» **Action item**:
Keyword search on "button": report each line of the records that contains it.

(Data records)
══════════════════════════════

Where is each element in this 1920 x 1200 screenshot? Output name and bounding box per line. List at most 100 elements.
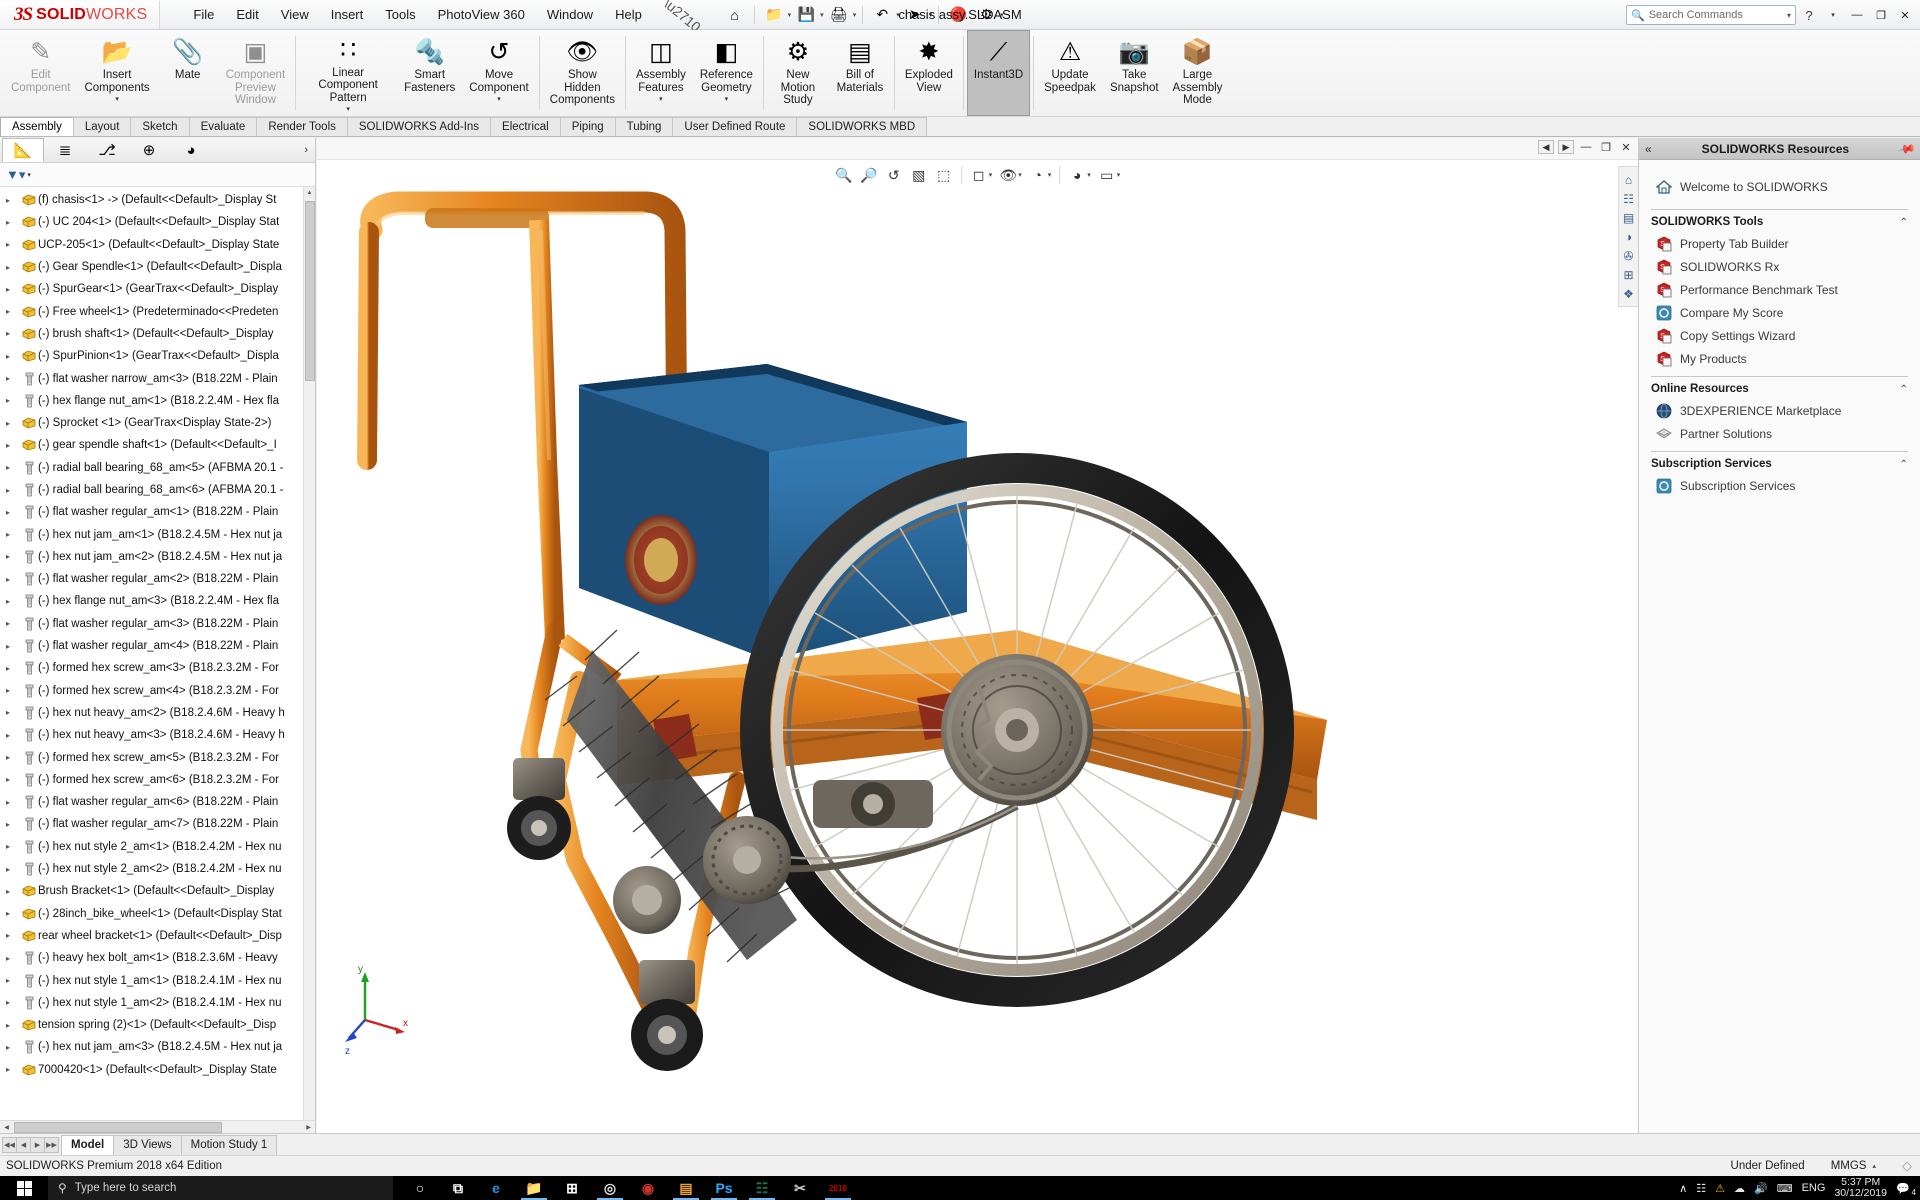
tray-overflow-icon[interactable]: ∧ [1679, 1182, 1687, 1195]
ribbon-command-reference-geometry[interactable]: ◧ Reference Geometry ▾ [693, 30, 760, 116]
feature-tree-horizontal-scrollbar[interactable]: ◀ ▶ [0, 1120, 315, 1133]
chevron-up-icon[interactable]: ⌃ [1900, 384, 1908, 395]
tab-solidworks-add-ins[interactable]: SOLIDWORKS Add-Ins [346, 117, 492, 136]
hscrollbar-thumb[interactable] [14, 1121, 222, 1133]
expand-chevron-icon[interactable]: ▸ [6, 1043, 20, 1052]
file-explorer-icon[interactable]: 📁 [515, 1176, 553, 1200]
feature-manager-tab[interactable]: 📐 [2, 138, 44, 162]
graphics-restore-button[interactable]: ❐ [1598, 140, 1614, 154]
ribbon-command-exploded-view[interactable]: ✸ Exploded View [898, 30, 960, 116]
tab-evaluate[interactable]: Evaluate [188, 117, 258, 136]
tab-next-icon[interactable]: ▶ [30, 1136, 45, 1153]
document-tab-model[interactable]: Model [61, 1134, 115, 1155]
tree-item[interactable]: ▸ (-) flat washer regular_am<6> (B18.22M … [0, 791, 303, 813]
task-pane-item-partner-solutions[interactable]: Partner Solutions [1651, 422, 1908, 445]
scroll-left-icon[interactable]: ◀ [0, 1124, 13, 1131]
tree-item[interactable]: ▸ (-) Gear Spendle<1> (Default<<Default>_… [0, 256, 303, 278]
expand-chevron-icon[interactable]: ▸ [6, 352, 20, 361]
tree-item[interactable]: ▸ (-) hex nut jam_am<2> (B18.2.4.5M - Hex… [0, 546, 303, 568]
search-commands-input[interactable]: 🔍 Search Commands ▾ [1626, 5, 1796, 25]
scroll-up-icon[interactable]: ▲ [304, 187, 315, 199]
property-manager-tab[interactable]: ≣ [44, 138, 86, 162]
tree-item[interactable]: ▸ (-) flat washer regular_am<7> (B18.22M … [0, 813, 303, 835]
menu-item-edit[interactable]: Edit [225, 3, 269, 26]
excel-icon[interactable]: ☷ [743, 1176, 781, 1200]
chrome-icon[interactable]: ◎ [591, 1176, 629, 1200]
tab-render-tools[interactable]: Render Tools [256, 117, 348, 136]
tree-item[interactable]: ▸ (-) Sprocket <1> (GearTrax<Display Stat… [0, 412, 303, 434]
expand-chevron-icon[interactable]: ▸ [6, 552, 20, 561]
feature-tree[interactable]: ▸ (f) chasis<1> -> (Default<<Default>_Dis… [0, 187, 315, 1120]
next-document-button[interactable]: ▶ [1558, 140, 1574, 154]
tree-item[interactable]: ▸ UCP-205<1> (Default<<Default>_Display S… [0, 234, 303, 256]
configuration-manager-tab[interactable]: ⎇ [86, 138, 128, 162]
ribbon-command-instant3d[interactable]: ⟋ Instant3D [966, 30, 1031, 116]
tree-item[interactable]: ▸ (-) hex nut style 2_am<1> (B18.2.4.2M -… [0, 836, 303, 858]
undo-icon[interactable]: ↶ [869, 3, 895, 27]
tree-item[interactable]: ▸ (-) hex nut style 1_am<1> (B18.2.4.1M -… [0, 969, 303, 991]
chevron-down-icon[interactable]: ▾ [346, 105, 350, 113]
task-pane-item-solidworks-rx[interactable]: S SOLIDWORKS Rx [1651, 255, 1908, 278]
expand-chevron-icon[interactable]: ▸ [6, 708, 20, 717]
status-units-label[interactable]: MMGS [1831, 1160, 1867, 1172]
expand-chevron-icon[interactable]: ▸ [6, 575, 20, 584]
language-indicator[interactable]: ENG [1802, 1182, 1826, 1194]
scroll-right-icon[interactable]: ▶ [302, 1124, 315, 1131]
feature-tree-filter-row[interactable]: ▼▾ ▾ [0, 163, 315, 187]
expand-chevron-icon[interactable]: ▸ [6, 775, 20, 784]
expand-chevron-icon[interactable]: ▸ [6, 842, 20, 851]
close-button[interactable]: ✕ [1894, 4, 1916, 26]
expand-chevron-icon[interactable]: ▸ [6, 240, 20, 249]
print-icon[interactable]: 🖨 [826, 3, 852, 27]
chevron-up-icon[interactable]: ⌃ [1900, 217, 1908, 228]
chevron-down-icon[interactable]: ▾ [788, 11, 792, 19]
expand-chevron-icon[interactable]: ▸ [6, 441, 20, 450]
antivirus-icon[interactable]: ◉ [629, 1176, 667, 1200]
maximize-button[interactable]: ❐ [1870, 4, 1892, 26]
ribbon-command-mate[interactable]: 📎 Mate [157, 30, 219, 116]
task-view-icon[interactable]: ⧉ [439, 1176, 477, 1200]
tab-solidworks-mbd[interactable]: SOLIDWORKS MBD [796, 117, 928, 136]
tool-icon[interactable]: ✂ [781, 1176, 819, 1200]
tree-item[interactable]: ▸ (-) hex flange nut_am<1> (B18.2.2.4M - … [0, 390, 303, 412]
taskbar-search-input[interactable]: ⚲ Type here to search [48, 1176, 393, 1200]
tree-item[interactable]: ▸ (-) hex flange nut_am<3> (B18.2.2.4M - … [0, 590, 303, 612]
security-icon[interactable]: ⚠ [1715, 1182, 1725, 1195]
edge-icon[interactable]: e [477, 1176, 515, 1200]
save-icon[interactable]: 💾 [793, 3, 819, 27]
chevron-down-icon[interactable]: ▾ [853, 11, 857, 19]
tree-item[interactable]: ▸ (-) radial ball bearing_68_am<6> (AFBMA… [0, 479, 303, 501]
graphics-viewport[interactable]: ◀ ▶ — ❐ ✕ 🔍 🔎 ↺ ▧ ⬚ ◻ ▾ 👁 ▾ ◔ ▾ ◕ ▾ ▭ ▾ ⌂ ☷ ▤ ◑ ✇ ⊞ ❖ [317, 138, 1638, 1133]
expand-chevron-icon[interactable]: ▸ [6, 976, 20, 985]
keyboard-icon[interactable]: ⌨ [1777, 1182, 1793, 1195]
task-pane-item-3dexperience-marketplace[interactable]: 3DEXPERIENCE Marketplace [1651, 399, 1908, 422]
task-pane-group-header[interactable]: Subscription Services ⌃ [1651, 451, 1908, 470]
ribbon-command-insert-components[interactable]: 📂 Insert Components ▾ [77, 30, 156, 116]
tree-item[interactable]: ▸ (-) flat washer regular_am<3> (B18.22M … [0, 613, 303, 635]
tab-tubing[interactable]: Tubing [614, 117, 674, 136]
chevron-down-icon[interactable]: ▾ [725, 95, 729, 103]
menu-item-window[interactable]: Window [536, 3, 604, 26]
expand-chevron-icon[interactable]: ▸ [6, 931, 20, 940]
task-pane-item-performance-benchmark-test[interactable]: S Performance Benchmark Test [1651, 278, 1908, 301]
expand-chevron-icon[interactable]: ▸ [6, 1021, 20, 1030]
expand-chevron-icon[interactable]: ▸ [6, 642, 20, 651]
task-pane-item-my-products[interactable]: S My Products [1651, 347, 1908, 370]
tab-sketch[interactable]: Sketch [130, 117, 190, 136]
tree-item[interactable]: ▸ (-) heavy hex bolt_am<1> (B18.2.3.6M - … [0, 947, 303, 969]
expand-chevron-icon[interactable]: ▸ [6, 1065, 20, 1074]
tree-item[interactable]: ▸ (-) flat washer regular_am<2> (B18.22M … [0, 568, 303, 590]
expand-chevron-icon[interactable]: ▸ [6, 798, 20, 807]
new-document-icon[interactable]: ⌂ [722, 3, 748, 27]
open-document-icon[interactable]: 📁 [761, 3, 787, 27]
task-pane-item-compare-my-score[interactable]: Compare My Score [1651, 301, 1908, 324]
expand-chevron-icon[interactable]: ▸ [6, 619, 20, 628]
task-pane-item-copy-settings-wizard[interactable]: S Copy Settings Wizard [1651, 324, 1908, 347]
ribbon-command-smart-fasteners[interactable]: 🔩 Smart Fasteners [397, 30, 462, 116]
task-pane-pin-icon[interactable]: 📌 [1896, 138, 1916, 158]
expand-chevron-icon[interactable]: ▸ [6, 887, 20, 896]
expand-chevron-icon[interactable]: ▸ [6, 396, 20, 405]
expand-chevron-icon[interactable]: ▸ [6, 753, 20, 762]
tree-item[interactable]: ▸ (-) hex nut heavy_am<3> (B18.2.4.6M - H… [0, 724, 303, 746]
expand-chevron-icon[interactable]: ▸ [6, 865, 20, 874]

══════════════════════════════

» **Task answer**:
graphics-restore-button[interactable]: ❐ [1598, 140, 1614, 154]
next-document-button[interactable]: ▶ [1558, 140, 1574, 154]
close-button[interactable]: ✕ [1894, 4, 1916, 26]
maximize-button[interactable]: ❐ [1870, 4, 1892, 26]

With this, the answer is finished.